- Exercise directions -
For this exercise, copy out each line of the material below that includes "Églises".

- Material supplied -
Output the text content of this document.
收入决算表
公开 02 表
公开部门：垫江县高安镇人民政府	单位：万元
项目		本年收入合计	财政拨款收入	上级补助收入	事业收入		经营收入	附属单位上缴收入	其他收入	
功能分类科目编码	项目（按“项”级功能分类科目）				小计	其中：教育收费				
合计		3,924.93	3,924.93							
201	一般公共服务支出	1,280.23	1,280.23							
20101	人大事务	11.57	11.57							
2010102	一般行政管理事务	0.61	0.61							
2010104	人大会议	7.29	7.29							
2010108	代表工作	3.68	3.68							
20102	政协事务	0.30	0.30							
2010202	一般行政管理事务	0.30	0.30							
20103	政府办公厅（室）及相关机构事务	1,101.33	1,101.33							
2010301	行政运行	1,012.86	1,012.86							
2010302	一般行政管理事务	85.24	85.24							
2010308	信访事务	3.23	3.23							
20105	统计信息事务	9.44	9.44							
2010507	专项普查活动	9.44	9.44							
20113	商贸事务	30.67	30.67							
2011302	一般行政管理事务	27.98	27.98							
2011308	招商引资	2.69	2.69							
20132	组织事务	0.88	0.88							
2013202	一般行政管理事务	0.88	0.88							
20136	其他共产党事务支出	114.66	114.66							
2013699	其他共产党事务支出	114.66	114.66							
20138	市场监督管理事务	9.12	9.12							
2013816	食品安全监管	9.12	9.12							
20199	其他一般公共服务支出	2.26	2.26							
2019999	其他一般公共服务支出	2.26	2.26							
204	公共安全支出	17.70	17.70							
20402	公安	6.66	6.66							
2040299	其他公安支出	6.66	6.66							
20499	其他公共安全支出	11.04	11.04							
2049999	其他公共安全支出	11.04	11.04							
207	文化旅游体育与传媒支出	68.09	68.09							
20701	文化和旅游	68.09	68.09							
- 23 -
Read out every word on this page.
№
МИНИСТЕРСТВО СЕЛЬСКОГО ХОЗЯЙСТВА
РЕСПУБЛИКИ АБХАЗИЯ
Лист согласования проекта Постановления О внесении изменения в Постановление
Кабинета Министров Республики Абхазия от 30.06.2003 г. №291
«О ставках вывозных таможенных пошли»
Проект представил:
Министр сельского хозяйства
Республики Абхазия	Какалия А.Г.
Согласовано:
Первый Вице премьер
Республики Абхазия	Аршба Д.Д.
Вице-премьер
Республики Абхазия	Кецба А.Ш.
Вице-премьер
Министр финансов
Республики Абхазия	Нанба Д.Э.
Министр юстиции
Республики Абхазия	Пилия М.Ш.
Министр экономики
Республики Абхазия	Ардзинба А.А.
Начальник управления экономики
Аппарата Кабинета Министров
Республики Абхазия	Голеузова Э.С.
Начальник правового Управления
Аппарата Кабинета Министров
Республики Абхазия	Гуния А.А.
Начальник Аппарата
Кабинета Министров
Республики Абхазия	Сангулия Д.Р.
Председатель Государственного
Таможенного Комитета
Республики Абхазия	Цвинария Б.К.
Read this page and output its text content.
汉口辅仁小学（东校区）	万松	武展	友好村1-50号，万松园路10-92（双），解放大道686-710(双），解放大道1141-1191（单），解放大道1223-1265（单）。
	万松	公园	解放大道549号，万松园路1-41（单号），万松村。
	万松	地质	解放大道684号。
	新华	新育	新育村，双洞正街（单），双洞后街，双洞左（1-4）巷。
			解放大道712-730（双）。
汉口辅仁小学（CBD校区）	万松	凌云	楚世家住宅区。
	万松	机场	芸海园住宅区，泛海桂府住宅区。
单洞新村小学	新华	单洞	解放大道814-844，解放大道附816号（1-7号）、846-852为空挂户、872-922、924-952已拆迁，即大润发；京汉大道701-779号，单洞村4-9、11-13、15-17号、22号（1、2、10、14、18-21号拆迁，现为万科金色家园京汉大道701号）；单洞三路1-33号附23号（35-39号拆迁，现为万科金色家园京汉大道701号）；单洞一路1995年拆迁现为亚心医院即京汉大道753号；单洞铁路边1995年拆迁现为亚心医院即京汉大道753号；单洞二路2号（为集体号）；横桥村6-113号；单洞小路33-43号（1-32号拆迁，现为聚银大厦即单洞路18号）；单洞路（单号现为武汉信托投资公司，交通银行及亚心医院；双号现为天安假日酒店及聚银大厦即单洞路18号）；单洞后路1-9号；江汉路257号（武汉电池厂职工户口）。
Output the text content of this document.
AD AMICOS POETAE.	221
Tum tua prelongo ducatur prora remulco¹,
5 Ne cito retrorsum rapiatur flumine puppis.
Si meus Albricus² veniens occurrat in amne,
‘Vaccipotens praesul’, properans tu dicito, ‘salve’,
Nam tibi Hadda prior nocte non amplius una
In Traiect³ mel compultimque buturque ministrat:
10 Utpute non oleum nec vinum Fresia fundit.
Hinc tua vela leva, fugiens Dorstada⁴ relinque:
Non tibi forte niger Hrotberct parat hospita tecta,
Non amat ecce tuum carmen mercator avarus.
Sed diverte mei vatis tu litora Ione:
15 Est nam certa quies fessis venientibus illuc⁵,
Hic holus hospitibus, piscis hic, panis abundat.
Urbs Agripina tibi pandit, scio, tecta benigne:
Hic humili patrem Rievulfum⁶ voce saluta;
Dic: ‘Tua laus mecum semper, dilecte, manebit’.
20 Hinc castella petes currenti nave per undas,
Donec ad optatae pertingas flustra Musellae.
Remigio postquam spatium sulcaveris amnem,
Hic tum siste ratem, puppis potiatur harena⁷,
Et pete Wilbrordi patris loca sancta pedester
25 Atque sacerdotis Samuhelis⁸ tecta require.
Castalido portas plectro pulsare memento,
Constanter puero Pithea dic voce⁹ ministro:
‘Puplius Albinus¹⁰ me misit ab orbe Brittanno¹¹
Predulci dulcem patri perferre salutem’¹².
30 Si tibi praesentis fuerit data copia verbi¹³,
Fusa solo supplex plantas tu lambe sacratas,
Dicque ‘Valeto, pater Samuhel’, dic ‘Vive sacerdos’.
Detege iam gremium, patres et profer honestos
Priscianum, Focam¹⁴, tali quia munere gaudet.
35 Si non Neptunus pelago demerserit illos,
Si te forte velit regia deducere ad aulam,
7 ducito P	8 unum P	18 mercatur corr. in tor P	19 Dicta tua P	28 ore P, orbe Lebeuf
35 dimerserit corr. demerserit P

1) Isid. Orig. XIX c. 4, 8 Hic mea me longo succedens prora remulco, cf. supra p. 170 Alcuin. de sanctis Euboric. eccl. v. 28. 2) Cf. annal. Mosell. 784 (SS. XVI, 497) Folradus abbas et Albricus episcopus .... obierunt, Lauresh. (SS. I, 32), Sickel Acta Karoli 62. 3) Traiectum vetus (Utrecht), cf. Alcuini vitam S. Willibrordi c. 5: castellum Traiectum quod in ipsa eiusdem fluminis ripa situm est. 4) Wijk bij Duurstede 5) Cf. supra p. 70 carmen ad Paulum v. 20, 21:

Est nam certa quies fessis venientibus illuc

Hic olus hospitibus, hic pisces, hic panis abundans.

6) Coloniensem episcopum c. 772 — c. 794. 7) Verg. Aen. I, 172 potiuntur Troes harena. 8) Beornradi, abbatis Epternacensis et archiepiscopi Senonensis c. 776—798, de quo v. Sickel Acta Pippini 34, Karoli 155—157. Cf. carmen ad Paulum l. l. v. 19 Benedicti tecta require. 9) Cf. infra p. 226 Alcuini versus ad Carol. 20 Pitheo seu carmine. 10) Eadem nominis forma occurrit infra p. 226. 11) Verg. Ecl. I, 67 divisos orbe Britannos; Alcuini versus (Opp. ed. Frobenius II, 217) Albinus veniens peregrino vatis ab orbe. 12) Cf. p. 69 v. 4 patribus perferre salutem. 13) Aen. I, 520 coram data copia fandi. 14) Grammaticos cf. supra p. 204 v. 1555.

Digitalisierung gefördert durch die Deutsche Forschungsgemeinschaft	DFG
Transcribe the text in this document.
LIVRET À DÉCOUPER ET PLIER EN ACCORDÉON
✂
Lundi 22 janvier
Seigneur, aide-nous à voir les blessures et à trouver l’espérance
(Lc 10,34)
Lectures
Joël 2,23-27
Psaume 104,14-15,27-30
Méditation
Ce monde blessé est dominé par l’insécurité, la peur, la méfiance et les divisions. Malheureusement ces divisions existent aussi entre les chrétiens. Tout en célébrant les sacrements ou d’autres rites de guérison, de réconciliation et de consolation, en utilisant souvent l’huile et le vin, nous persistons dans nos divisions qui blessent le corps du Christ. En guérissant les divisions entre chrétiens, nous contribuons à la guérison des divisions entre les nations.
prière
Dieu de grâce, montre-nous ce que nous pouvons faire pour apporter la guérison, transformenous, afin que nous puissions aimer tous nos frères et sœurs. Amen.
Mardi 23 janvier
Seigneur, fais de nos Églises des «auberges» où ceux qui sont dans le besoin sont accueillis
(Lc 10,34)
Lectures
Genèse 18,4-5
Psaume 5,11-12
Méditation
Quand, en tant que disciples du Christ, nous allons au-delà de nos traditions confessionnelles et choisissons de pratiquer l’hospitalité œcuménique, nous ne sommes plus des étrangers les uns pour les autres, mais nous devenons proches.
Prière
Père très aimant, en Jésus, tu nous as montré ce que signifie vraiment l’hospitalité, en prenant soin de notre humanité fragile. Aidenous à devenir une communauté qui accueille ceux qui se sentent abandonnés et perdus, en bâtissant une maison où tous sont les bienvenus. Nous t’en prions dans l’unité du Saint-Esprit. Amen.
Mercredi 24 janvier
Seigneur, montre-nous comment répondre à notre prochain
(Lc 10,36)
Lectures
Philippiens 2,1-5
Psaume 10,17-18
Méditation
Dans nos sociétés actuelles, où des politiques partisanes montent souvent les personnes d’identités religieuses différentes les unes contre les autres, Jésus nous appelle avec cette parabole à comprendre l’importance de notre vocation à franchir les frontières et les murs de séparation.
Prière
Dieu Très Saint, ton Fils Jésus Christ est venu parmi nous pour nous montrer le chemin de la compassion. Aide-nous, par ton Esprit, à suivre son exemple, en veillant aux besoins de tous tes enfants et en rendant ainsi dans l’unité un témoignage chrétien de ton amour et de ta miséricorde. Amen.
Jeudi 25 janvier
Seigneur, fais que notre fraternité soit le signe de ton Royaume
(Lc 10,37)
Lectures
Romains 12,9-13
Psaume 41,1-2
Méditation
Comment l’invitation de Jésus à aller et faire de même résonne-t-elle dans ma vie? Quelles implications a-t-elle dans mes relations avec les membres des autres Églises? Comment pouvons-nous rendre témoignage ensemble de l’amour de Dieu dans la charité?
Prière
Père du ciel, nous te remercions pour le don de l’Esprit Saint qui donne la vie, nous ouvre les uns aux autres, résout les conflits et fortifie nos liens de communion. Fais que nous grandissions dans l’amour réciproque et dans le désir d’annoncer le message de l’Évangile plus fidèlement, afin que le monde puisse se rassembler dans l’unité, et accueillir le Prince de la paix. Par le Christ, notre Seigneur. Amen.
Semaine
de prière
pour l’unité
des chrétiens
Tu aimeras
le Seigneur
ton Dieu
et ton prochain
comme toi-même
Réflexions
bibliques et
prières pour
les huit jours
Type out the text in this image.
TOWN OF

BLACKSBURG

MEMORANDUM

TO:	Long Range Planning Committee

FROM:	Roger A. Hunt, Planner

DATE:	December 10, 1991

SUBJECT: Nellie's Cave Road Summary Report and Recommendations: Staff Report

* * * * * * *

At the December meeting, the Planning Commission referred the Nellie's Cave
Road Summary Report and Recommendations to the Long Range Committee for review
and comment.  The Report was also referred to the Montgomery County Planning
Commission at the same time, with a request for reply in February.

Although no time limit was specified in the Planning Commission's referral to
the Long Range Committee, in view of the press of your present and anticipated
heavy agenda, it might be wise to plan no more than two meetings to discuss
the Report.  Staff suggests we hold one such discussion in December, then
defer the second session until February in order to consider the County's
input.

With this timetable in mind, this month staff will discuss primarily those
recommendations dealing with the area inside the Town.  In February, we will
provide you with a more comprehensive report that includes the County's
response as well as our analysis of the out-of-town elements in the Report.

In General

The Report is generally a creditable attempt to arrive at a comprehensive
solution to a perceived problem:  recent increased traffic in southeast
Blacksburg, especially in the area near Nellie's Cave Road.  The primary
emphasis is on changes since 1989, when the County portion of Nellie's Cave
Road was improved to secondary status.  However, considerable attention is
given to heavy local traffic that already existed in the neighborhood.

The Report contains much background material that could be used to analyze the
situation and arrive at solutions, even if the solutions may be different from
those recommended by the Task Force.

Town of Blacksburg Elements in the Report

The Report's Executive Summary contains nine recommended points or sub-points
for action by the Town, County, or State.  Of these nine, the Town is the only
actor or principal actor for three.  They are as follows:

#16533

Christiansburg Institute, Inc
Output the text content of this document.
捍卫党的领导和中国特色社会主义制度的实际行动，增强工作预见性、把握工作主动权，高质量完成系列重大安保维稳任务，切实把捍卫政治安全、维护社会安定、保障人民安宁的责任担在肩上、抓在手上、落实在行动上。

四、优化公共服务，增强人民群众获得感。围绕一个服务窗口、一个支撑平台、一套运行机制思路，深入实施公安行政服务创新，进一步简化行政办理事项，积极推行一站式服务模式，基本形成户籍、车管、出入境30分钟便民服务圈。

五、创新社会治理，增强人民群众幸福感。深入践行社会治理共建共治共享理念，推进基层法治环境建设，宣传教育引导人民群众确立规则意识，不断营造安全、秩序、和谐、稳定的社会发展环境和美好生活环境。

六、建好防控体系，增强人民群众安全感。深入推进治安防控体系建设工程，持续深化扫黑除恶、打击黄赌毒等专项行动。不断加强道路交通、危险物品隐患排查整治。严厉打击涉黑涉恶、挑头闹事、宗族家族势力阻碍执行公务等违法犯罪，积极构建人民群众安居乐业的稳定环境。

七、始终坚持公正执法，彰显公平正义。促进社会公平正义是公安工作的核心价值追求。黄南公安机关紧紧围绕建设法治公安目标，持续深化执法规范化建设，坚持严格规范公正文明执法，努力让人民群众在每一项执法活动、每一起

- The solution -
Seigneur, fais de nos Églises des «auberges» où ceux qui sont dans le besoin sont accueillis
Comment l’invitation de Jésus à aller et faire de même résonne-t-elle dans ma vie? Quelles implications a-t-elle dans mes relations avec les membres des autres Églises? Comment pouvons-nous rendre témoignage ensemble de l’amour de Dieu dans la charité?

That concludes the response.